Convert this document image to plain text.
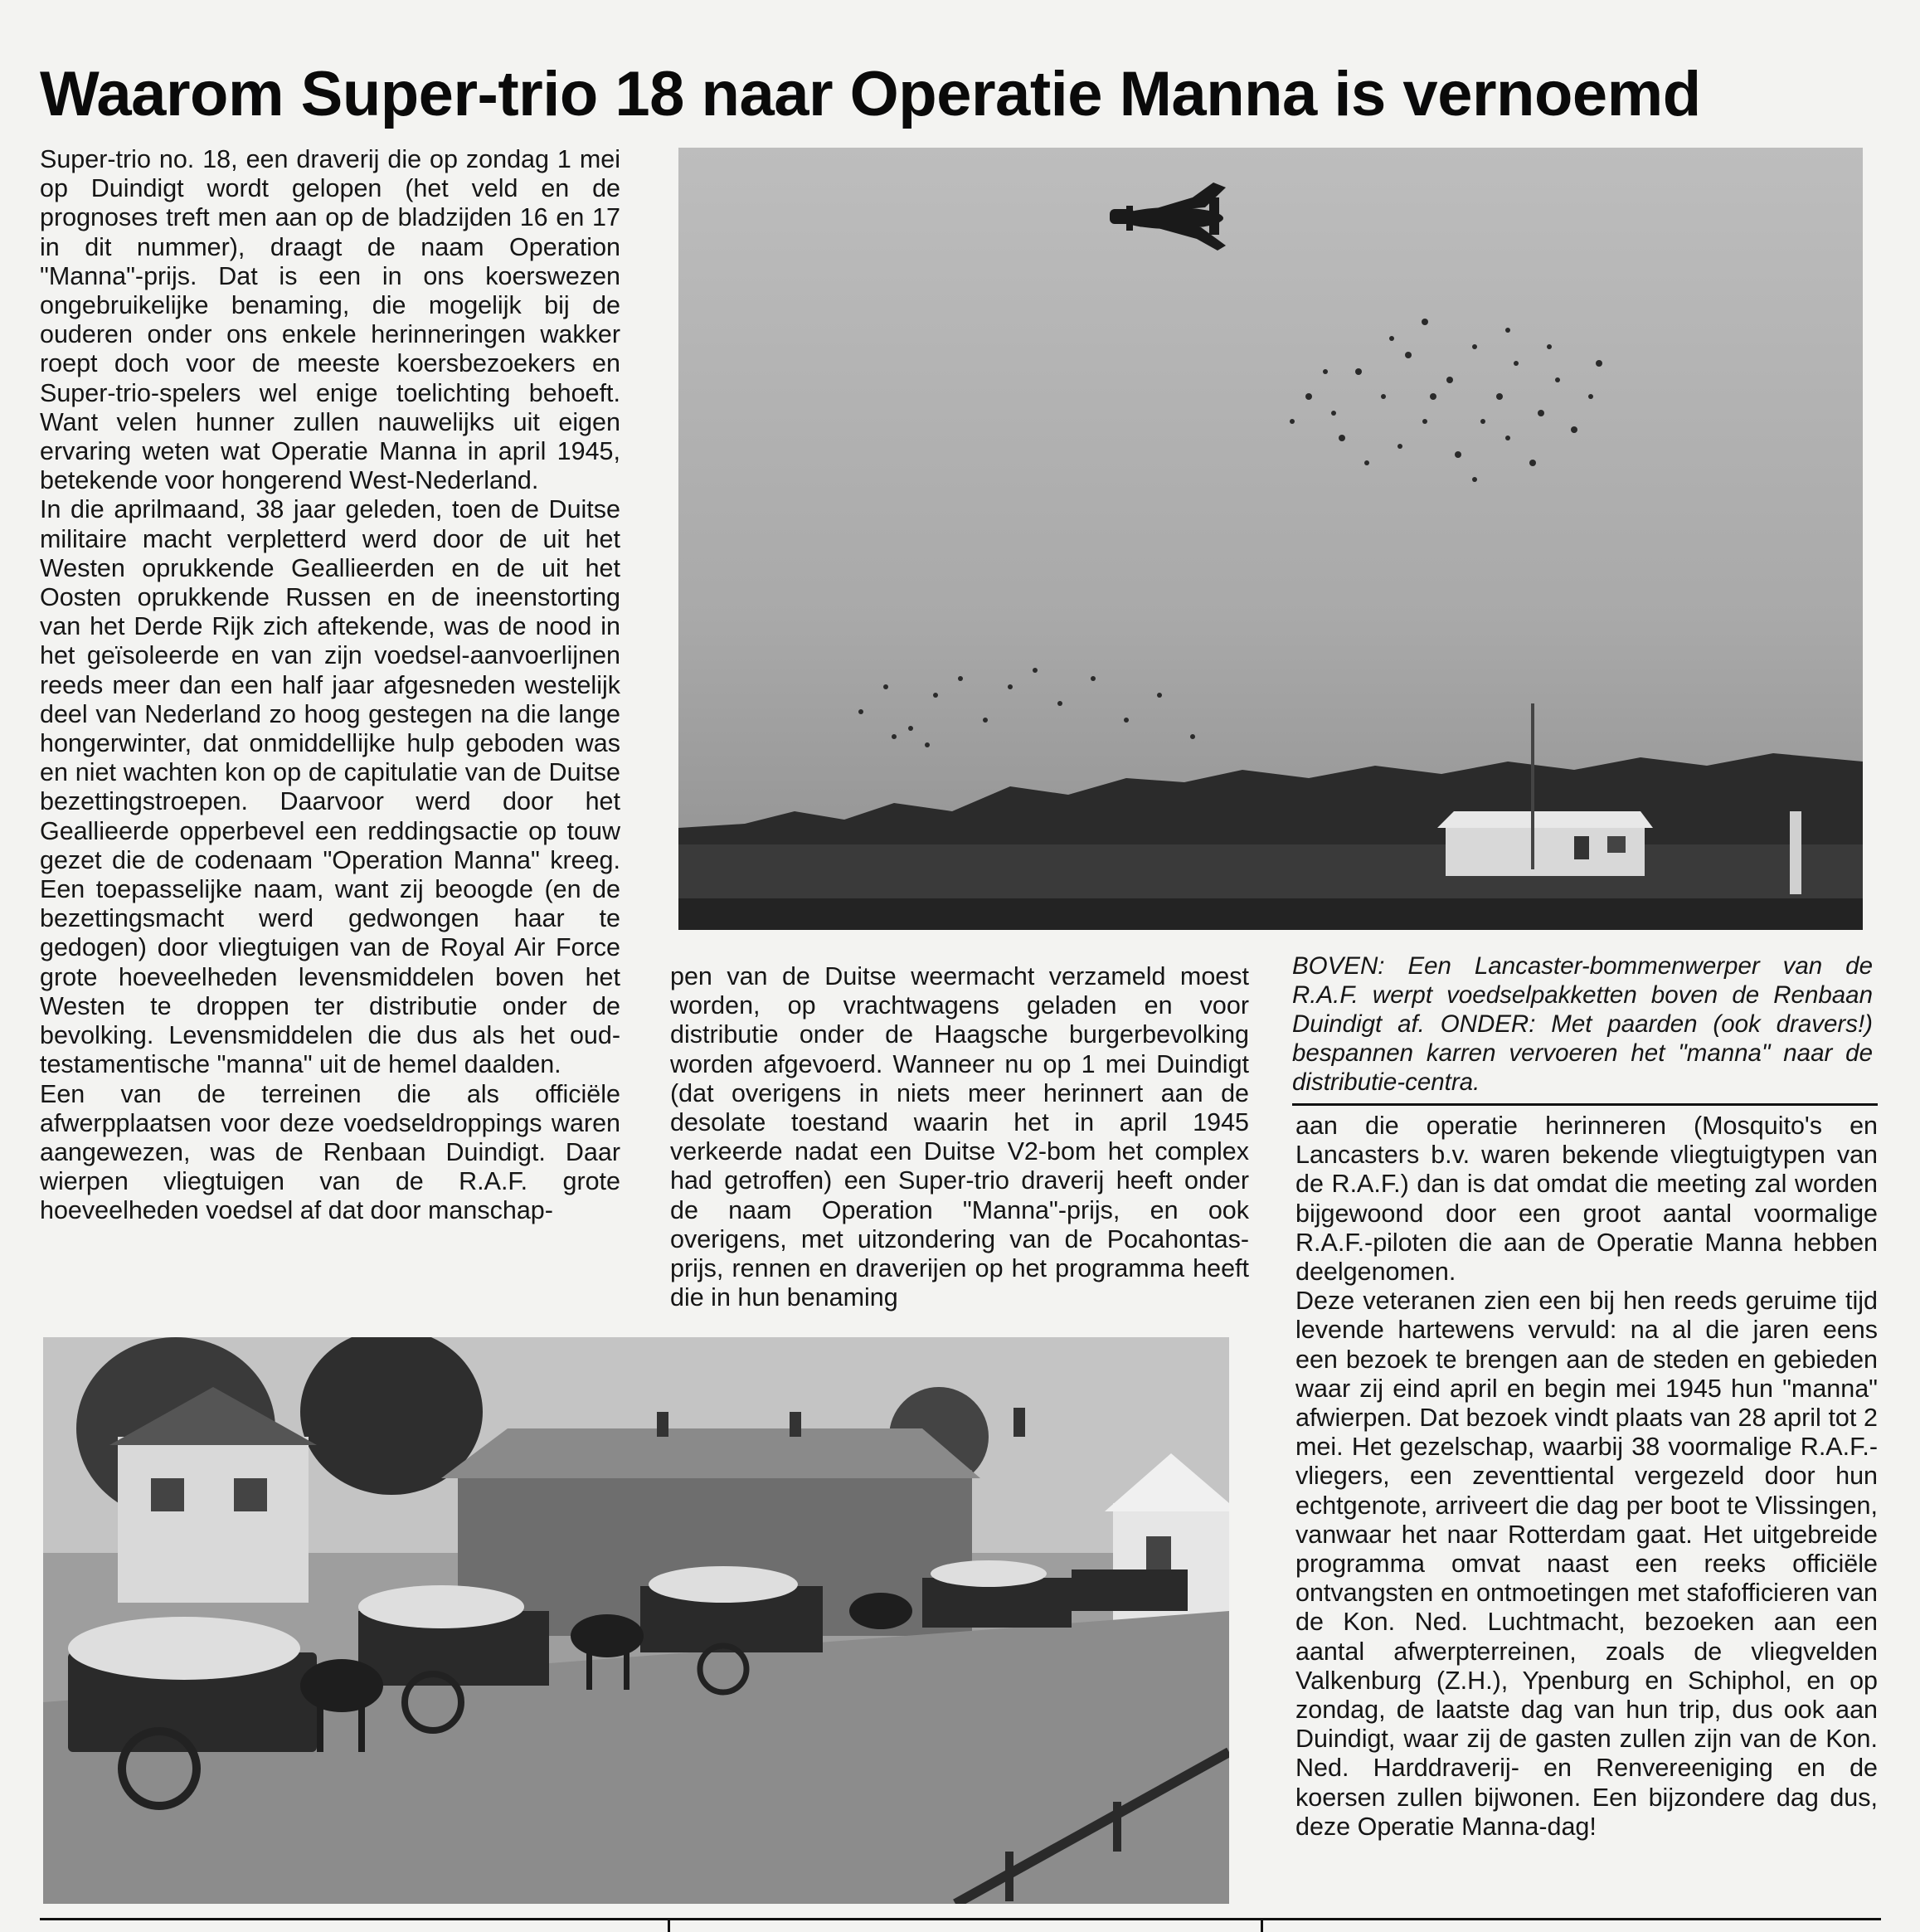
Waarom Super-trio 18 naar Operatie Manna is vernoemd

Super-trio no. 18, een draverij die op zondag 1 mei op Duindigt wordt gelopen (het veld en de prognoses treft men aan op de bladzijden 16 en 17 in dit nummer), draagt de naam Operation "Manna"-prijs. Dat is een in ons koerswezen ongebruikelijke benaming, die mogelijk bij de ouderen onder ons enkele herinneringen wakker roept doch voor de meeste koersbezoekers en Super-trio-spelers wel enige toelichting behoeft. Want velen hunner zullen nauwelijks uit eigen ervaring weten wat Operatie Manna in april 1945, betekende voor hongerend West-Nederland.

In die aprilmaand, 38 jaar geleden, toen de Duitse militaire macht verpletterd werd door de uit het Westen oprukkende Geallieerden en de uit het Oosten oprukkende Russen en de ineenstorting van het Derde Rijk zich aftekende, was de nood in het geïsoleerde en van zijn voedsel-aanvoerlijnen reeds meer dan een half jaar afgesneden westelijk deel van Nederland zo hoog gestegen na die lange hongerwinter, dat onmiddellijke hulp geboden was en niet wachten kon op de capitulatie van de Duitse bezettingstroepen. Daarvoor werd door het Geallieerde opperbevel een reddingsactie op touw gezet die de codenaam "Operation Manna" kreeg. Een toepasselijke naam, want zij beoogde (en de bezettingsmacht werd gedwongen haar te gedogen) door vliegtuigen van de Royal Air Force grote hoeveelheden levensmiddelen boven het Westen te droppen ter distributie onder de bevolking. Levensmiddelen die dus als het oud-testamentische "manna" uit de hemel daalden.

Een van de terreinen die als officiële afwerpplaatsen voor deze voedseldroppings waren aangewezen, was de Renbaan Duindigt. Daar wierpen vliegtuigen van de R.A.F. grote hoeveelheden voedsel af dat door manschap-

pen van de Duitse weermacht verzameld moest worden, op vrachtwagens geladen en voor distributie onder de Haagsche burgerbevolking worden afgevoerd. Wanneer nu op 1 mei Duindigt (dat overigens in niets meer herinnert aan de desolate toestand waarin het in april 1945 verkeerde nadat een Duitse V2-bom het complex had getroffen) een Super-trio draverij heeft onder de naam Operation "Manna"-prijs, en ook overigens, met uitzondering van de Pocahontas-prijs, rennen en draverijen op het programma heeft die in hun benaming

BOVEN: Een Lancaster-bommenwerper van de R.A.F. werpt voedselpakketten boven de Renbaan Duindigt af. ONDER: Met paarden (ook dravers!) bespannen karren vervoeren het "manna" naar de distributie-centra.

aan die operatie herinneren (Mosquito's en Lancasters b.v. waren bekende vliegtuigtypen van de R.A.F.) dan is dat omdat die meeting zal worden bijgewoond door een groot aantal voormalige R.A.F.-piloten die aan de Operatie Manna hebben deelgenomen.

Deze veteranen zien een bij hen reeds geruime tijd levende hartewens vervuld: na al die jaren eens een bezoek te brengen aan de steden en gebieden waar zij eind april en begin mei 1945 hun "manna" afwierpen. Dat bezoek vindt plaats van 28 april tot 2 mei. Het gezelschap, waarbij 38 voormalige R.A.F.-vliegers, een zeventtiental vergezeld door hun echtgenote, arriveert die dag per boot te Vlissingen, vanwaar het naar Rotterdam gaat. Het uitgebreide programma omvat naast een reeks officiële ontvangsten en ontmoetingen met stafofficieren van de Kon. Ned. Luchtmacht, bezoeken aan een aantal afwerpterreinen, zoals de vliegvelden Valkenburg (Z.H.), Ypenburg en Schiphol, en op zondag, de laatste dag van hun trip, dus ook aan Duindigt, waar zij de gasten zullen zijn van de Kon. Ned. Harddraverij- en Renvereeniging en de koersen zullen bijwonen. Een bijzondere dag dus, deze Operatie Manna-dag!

TASK: Whenever images occur above, omit them and retype each line exactly as it stands.

REPLY TO THE TASK:
Convert this document image to plain text.
Waarom Super-trio 18 naar Operatie Manna is vernoemd

Super-trio no. 18, een draverij die op zondag 1 mei op Duindigt wordt gelopen (het veld en de prognoses treft men aan op de bladzijden 16 en 17 in dit nummer), draagt de naam Operation "Manna"-prijs. Dat is een in ons koerswezen ongebruikelijke benaming, die mogelijk bij de ouderen onder ons enkele herinneringen wakker roept doch voor de meeste koersbezoekers en Super-trio-spelers wel enige toelichting behoeft. Want velen hunner zullen nauwelijks uit eigen ervaring weten wat Operatie Manna in april 1945, betekende voor hongerend West-Nederland.

In die aprilmaand, 38 jaar geleden, toen de Duitse militaire macht verpletterd werd door de uit het Westen oprukkende Geallieerden en de uit het Oosten oprukkende Russen en de ineenstorting van het Derde Rijk zich aftekende, was de nood in het geïsoleerde en van zijn voedsel-aanvoerlijnen reeds meer dan een half jaar afgesneden westelijk deel van Nederland zo hoog gestegen na die lange hongerwinter, dat onmiddellijke hulp geboden was en niet wachten kon op de capitulatie van de Duitse bezettingstroepen. Daarvoor werd door het Geallieerde opperbevel een reddingsactie op touw gezet die de codenaam "Operation Manna" kreeg. Een toepasselijke naam, want zij beoogde (en de bezettingsmacht werd gedwongen haar te gedogen) door vliegtuigen van de Royal Air Force grote hoeveelheden levensmiddelen boven het Westen te droppen ter distributie onder de bevolking. Levensmiddelen die dus als het oud-testamentische "manna" uit de hemel daalden.

Een van de terreinen die als officiële afwerpplaatsen voor deze voedseldroppings waren aangewezen, was de Renbaan Duindigt. Daar wierpen vliegtuigen van de R.A.F. grote hoeveelheden voedsel af dat door manschap-

pen van de Duitse weermacht verzameld moest worden, op vrachtwagens geladen en voor distributie onder de Haagsche burgerbevolking worden afgevoerd. Wanneer nu op 1 mei Duindigt (dat overigens in niets meer herinnert aan de desolate toestand waarin het in april 1945 verkeerde nadat een Duitse V2-bom het complex had getroffen) een Super-trio draverij heeft onder de naam Operation "Manna"-prijs, en ook overigens, met uitzondering van de Pocahontas-prijs, rennen en draverijen op het programma heeft die in hun benaming

BOVEN: Een Lancaster-bommenwerper van de R.A.F. werpt voedselpakketten boven de Renbaan Duindigt af. ONDER: Met paarden (ook dravers!) bespannen karren vervoeren het "manna" naar de distributie-centra.

aan die operatie herinneren (Mosquito's en Lancasters b.v. waren bekende vliegtuigtypen van de R.A.F.) dan is dat omdat die meeting zal worden bijgewoond door een groot aantal voormalige R.A.F.-piloten die aan de Operatie Manna hebben deelgenomen.

Deze veteranen zien een bij hen reeds geruime tijd levende hartewens vervuld: na al die jaren eens een bezoek te brengen aan de steden en gebieden waar zij eind april en begin mei 1945 hun "manna" afwierpen. Dat bezoek vindt plaats van 28 april tot 2 mei. Het gezelschap, waarbij 38 voormalige R.A.F.-vliegers, een zeventtiental vergezeld door hun echtgenote, arriveert die dag per boot te Vlissingen, vanwaar het naar Rotterdam gaat. Het uitgebreide programma omvat naast een reeks officiële ontvangsten en ontmoetingen met stafofficieren van de Kon. Ned. Luchtmacht, bezoeken aan een aantal afwerpterreinen, zoals de vliegvelden Valkenburg (Z.H.), Ypenburg en Schiphol, en op zondag, de laatste dag van hun trip, dus ook aan Duindigt, waar zij de gasten zullen zijn van de Kon. Ned. Harddraverij- en Renvereeniging en de koersen zullen bijwonen. Een bijzondere dag dus, deze Operatie Manna-dag!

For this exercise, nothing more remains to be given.